• Task goal
Drop all images and give the records again exactly.

--- START OF Input rows ---

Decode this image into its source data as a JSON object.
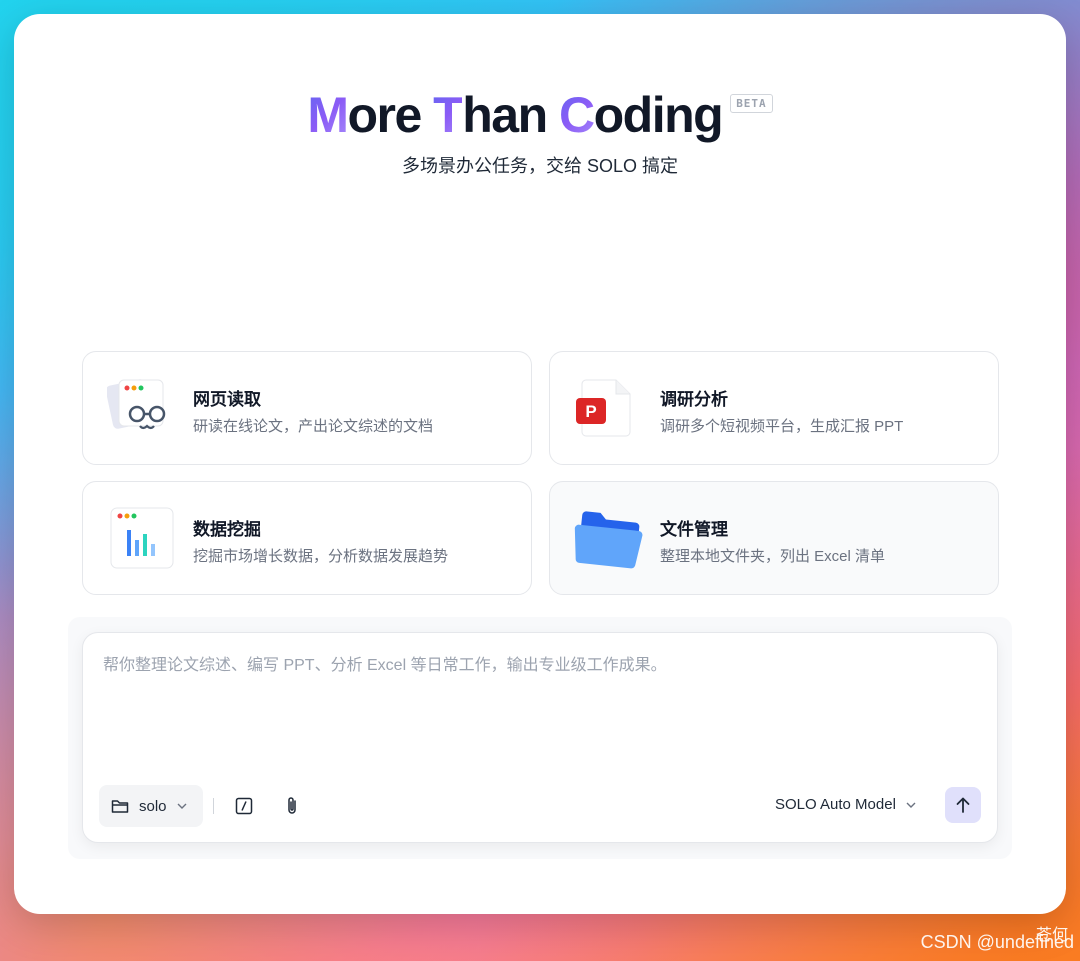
{
  "hero": {
    "title_parts": [
      {
        "accent": "M",
        "rest": "ore "
      },
      {
        "accent": "T",
        "rest": "han "
      },
      {
        "accent": "C",
        "rest": "oding"
      }
    ],
    "badge": "BETA",
    "subtitle": "多场景办公任务，交给 SOLO 搞定"
  },
  "cards": [
    {
      "title": "网页读取",
      "desc": "研读在线论文，产出论文综述的文档",
      "icon": "web-reader-icon"
    },
    {
      "title": "调研分析",
      "desc": "调研多个短视频平台，生成汇报 PPT",
      "icon": "ppt-icon"
    },
    {
      "title": "数据挖掘",
      "desc": "挖掘市场增长数据，分析数据发展趋势",
      "icon": "bar-chart-icon"
    },
    {
      "title": "文件管理",
      "desc": "整理本地文件夹，列出 Excel 清单",
      "icon": "folder-icon"
    }
  ],
  "input": {
    "placeholder": "帮你整理论文综述、编写 PPT、分析 Excel 等日常工作，输出专业级工作成果。",
    "value": ""
  },
  "toolbar": {
    "folder_label": "solo",
    "model_label": "SOLO Auto Model"
  },
  "watermark": "CSDN @undefined",
  "watermark_overlay": "苍何",
  "colors": {
    "accent": "#6366f1",
    "send_bg": "#e0e0fb"
  }
}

--- END OF Input rows ---

• Correct output
Decode this image into its source data as a JSON object.
{
  "hero": {
    "title_parts": [
      {
        "accent": "M",
        "rest": "ore "
      },
      {
        "accent": "T",
        "rest": "han "
      },
      {
        "accent": "C",
        "rest": "oding"
      }
    ],
    "badge": "BETA",
    "subtitle": "多场景办公任务，交给 SOLO 搞定"
  },
  "cards": [
    {
      "title": "网页读取",
      "desc": "研读在线论文，产出论文综述的文档",
      "icon": "web-reader-icon"
    },
    {
      "title": "调研分析",
      "desc": "调研多个短视频平台，生成汇报 PPT",
      "icon": "ppt-icon"
    },
    {
      "title": "数据挖掘",
      "desc": "挖掘市场增长数据，分析数据发展趋势",
      "icon": "bar-chart-icon"
    },
    {
      "title": "文件管理",
      "desc": "整理本地文件夹，列出 Excel 清单",
      "icon": "folder-icon"
    }
  ],
  "input": {
    "placeholder": "帮你整理论文综述、编写 PPT、分析 Excel 等日常工作，输出专业级工作成果。",
    "value": ""
  },
  "toolbar": {
    "folder_label": "solo",
    "model_label": "SOLO Auto Model"
  },
  "watermark": "CSDN @undefined",
  "watermark_overlay": "苍何",
  "colors": {
    "accent": "#6366f1",
    "send_bg": "#e0e0fb"
  }
}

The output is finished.